• [Entries taken from a collection]:

-------

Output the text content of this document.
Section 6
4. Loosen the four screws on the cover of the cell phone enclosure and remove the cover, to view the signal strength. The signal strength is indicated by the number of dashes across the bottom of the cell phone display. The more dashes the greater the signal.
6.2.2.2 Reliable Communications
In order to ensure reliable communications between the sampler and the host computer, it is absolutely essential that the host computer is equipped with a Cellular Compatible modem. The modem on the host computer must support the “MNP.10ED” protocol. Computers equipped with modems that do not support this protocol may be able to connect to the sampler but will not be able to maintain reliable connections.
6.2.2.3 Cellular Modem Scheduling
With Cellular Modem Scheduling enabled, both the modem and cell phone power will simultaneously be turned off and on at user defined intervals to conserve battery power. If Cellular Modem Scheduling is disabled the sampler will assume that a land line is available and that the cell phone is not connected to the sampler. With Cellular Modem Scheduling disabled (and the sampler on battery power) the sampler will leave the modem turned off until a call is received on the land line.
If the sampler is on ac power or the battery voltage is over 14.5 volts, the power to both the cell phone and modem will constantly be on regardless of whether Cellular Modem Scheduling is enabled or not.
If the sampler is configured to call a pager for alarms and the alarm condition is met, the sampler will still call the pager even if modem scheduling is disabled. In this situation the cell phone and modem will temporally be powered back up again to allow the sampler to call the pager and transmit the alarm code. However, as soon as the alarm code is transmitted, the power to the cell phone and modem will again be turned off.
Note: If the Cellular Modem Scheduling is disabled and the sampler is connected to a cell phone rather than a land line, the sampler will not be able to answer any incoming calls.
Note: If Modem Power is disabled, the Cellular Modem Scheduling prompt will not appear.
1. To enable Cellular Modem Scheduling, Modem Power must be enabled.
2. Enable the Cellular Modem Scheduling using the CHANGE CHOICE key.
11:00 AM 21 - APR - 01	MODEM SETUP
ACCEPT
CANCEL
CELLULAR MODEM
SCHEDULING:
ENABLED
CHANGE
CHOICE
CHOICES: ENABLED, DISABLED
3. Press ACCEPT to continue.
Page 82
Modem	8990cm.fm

-------

• [WHAT IS EXPECTED]:
Go through the records and copy each line with "CHANGE" in it.

• [SOLUTION TO THE EXERCISE]:
2. Enable the Cellular Modem Scheduling using the CHANGE CHOICE key.
CHANGE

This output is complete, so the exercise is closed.